(Given records)
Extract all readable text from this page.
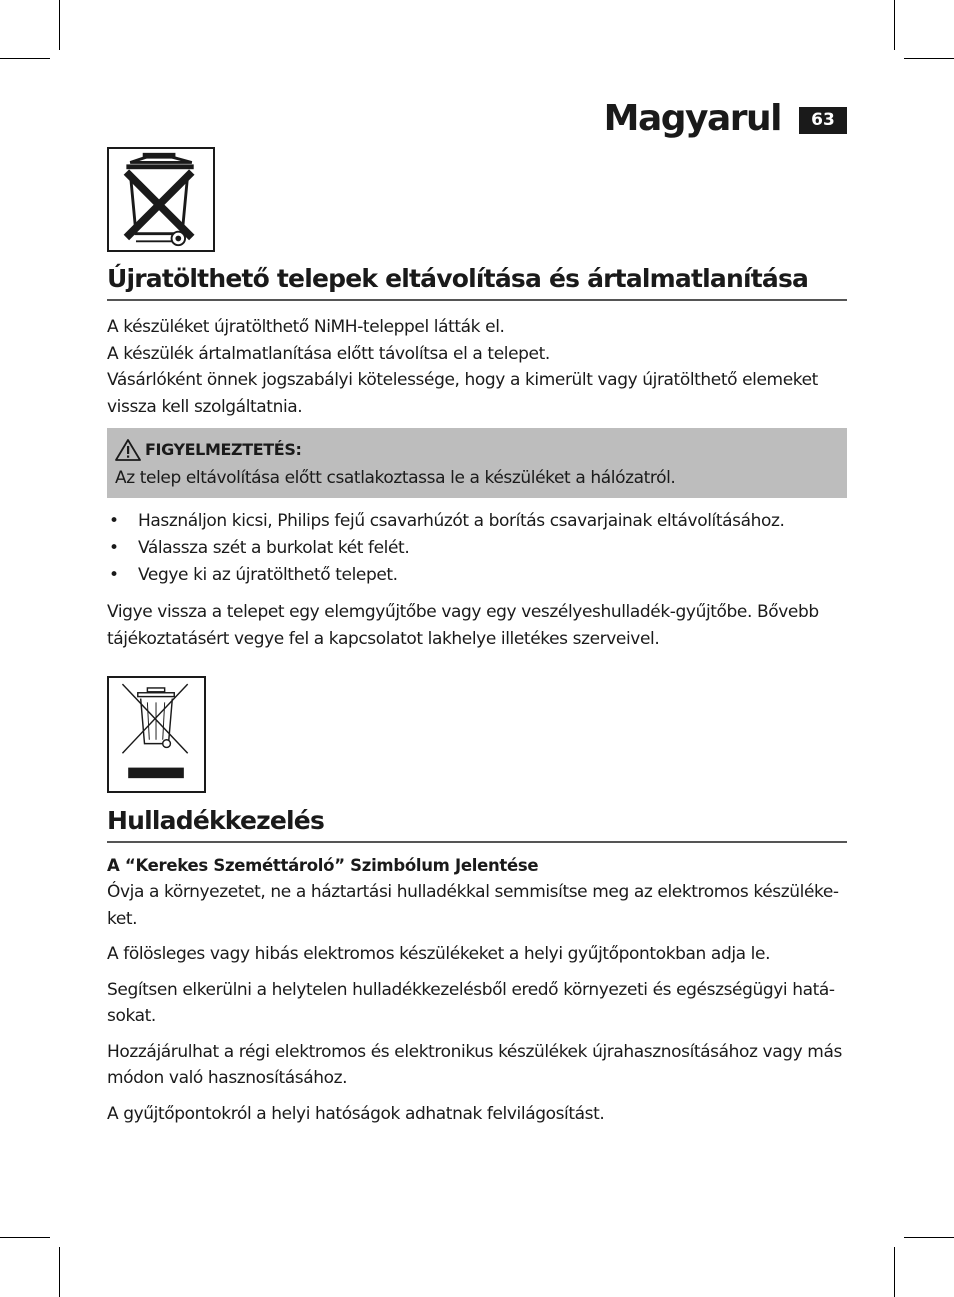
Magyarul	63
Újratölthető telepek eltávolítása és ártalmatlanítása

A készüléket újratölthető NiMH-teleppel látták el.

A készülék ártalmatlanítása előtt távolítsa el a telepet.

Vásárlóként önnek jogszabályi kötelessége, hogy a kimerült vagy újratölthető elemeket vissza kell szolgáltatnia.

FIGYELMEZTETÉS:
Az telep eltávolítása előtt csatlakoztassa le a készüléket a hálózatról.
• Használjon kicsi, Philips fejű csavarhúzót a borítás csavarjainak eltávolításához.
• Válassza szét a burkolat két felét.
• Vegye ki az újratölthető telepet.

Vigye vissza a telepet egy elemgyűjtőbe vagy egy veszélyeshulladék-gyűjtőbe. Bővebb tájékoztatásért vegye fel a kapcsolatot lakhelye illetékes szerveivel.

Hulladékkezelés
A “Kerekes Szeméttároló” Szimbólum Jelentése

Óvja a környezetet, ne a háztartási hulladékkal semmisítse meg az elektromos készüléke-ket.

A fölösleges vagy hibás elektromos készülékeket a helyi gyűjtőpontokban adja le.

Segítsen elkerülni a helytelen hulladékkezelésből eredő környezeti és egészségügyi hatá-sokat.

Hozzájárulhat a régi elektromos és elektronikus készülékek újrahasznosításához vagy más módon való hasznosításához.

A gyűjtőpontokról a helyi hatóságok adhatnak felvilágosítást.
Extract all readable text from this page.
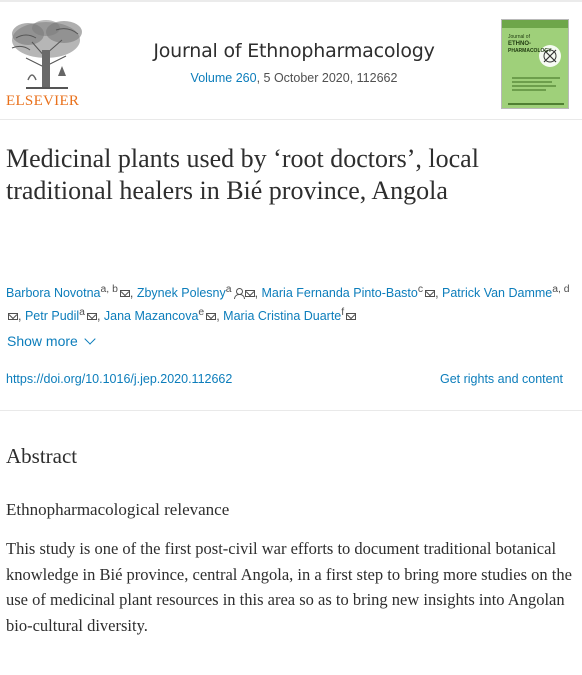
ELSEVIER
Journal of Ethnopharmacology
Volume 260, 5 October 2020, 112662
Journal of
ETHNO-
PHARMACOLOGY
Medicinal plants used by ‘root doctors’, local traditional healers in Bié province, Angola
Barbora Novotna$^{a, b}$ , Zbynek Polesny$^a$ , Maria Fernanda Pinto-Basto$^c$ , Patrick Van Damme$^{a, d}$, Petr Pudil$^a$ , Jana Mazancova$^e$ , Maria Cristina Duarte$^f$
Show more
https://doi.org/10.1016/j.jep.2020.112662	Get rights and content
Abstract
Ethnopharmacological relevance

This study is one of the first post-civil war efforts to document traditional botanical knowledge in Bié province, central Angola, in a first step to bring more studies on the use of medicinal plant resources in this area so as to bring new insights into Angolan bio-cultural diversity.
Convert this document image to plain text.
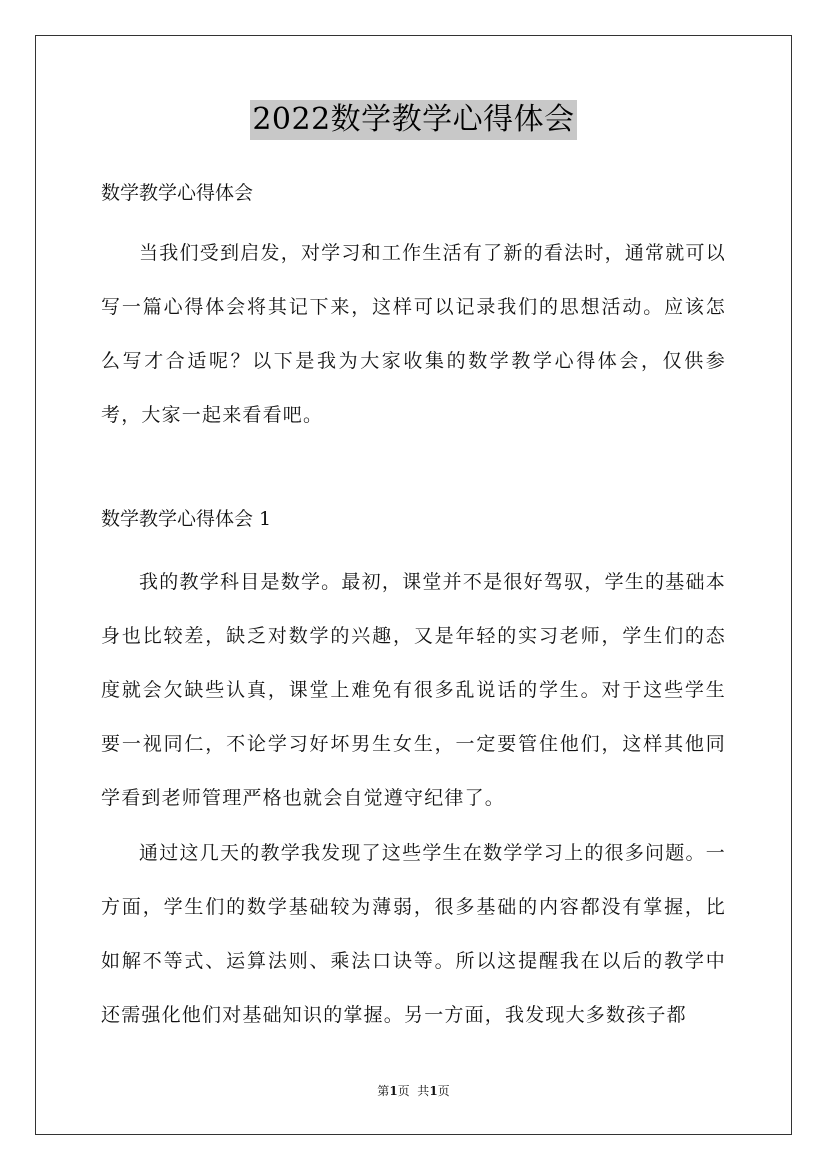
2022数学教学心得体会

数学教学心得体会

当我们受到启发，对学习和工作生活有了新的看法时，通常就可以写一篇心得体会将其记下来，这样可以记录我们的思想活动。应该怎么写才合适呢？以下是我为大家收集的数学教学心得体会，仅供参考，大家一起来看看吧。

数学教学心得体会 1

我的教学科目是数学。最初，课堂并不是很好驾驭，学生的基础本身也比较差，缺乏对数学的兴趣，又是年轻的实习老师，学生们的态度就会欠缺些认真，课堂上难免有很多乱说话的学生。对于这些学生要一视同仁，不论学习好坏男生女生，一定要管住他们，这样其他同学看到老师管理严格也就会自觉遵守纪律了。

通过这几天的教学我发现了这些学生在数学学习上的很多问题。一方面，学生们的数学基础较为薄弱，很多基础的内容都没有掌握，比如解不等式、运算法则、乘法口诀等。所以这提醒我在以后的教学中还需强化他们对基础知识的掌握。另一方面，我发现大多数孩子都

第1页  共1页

(Stated problem)
Identify the lines in the entries that hold "this" and return each one.

(Correct result)
Extract all readable text from this page.
Extract all readable text from this page.
This study is one of the first post-civil war efforts to document traditional botanical knowledge in Bié province, central Angola, in a first step to bring more studies on the use of medicinal plant resources in this area so as to bring new insights into Angolan bio-cultural diversity.
Convert this document image to plain text.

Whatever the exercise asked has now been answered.